— Begin —

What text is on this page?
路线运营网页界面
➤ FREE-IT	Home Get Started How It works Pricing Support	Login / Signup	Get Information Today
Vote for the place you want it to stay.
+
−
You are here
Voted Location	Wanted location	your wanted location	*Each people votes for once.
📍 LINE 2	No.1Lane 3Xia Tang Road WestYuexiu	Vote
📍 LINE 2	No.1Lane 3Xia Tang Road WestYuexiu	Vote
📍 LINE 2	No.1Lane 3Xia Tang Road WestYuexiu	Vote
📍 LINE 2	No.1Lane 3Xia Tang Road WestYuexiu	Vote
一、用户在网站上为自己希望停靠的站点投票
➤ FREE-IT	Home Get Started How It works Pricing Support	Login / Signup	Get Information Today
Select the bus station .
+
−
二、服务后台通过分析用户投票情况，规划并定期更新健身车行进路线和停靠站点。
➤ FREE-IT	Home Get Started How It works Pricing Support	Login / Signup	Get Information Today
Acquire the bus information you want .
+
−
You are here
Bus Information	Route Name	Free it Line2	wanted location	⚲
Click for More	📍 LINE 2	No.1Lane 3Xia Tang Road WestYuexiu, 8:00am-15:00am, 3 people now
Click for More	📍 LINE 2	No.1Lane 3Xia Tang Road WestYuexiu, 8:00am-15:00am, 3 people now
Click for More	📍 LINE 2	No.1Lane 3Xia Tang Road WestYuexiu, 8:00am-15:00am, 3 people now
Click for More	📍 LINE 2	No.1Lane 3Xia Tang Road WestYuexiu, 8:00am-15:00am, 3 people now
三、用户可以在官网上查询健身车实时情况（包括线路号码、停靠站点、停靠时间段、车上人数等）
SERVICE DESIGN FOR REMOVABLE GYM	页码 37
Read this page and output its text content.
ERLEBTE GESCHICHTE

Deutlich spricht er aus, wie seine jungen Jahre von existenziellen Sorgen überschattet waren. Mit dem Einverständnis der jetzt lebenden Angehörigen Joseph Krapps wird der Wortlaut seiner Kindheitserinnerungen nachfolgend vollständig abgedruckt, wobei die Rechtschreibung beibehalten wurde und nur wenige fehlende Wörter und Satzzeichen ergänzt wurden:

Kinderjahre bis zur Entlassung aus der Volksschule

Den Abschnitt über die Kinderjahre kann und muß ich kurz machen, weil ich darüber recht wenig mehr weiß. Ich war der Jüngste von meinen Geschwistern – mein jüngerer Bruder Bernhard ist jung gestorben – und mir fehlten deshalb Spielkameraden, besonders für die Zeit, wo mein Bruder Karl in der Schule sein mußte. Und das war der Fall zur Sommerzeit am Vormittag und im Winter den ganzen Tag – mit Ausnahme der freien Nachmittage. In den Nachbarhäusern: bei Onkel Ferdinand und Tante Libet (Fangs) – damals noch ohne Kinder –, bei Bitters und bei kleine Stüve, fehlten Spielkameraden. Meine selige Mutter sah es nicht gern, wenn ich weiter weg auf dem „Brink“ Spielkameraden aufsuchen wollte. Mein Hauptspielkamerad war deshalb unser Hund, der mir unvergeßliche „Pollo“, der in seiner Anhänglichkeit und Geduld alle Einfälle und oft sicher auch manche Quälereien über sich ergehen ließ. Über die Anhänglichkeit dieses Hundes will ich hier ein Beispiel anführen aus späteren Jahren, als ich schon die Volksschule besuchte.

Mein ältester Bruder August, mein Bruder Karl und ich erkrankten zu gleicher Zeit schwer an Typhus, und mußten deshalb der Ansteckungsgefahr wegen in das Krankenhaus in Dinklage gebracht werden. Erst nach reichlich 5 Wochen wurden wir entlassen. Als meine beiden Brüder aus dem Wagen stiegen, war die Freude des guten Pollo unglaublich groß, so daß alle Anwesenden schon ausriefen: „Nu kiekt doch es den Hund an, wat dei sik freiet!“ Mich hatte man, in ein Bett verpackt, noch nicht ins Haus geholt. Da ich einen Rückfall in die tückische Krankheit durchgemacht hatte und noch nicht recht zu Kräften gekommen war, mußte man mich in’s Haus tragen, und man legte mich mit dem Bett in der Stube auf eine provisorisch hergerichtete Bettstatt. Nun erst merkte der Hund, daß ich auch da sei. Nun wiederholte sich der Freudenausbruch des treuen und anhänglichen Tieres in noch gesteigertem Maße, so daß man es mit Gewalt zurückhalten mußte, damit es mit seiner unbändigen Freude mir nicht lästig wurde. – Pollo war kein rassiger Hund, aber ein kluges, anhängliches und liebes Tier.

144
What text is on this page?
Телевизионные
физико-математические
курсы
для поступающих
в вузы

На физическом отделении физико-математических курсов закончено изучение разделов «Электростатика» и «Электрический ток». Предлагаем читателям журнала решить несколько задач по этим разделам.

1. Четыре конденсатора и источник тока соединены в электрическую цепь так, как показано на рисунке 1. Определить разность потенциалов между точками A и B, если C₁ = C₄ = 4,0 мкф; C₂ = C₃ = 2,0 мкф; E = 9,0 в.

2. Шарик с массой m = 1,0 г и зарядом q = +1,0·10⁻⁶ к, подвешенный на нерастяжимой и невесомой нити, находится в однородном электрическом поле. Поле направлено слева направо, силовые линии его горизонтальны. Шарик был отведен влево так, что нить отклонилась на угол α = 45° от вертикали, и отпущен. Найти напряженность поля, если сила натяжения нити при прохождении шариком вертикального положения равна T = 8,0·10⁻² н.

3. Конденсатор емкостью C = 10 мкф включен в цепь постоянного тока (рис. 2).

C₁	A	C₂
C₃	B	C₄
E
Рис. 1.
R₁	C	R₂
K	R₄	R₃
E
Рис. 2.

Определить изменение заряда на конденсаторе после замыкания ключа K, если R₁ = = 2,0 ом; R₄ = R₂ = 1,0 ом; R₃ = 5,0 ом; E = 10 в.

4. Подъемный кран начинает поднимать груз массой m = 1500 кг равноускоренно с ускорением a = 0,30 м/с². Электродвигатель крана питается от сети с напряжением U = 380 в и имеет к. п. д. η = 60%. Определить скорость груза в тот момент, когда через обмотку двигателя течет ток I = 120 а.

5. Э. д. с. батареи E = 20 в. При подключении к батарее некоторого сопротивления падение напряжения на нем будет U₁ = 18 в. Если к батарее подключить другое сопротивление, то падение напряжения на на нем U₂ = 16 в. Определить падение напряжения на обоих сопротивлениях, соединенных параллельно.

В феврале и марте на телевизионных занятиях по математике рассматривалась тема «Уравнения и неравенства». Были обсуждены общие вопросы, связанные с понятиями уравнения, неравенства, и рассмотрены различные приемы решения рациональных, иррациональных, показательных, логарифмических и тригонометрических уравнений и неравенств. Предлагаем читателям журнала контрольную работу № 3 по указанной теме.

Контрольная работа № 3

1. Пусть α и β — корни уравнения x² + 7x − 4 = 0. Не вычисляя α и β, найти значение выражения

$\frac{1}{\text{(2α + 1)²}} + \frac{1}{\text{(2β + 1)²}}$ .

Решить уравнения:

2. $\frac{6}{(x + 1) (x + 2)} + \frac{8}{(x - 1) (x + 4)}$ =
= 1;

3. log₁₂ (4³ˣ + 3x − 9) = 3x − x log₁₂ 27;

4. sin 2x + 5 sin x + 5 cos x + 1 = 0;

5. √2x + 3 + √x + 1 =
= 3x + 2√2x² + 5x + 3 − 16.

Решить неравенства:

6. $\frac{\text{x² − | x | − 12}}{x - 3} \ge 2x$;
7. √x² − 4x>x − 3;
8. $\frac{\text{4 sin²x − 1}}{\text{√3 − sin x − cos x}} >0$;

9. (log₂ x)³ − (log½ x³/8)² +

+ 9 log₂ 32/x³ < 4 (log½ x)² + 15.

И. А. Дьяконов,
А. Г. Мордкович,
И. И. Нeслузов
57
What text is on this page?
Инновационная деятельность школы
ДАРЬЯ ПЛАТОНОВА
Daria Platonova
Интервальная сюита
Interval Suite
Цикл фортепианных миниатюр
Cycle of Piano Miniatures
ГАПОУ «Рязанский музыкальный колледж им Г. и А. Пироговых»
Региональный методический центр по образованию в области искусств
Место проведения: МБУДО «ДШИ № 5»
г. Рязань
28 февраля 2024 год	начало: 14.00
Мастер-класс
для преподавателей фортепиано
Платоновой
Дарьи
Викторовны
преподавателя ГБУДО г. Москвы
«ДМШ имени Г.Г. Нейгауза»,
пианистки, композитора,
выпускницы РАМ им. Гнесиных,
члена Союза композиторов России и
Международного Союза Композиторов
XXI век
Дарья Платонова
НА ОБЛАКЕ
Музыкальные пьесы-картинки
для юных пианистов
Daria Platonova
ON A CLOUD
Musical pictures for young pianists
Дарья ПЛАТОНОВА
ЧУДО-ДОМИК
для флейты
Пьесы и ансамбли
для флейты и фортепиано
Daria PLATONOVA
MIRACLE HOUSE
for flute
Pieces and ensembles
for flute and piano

— End —

How many lines of the data contain the word "location"? Answer with the number alone.

2